TASK OBJECTIVE: Return the complete listing that follows, with each line reproduced exactly.

[Stored data]
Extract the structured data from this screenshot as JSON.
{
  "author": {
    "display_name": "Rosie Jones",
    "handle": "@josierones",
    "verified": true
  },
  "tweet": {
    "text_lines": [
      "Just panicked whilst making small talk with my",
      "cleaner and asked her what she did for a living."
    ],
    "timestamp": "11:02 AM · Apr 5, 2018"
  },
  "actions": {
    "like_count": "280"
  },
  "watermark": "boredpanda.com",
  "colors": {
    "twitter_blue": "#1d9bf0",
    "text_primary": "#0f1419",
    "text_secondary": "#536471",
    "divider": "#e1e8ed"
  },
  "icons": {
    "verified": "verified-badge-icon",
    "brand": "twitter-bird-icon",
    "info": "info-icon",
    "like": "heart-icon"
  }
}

SOLUTION BELOW:
Extract the structured data from this screenshot as JSON.
{
  "author": {
    "display_name": "Rosie Jones",
    "handle": "@josierones",
    "verified": true
  },
  "tweet": {
    "text_lines": [
      "Just panicked whilst making small talk with my",
      "cleaner and asked her what she did for a living."
    ],
    "timestamp": "11:02 AM · Apr 5, 2018"
  },
  "actions": {
    "like_count": "280"
  },
  "watermark": "boredpanda.com",
  "colors": {
    "twitter_blue": "#1d9bf0",
    "text_primary": "#0f1419",
    "text_secondary": "#536471",
    "divider": "#e1e8ed"
  },
  "icons": {
    "verified": "verified-badge-icon",
    "brand": "twitter-bird-icon",
    "info": "info-icon",
    "like": "heart-icon"
  }
}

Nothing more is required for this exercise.